Task requirements:
Write out each line in which the string "care" is present.

Task inputs:
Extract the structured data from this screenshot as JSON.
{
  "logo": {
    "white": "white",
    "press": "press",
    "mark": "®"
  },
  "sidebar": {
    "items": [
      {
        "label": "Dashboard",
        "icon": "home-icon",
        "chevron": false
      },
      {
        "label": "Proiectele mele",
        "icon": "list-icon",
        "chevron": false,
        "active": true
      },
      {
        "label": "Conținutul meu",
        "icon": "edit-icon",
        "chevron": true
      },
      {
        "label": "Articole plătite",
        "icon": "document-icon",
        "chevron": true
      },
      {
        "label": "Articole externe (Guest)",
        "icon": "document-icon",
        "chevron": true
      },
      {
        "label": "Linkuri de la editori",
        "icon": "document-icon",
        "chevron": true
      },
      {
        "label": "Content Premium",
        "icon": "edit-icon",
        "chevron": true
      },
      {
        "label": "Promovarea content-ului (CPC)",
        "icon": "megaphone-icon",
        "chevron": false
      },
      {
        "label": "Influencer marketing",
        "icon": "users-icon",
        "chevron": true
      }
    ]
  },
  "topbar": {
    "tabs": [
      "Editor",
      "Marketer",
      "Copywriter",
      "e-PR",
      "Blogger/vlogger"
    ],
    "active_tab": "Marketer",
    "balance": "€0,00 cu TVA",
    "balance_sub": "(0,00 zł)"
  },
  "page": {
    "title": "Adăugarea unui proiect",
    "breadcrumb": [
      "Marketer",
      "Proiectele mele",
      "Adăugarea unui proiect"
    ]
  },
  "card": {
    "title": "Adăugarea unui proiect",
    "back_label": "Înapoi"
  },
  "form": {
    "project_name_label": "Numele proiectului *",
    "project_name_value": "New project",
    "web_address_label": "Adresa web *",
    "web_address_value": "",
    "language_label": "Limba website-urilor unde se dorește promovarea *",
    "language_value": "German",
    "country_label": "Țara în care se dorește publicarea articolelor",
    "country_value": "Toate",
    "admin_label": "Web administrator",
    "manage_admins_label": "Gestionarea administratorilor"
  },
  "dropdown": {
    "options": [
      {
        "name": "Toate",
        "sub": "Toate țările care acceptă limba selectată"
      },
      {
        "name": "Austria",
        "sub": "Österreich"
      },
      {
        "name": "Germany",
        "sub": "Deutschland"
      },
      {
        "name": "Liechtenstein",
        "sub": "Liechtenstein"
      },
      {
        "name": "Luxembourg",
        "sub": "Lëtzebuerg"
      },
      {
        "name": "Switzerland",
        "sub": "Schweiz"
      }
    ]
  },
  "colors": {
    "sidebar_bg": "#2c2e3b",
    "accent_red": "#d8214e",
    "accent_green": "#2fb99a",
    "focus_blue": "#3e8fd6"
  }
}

Finished task:
    "country_label": "Țara în care se dorește publicarea articolelor",
        "sub": "Toate țările care acceptă limba selectată"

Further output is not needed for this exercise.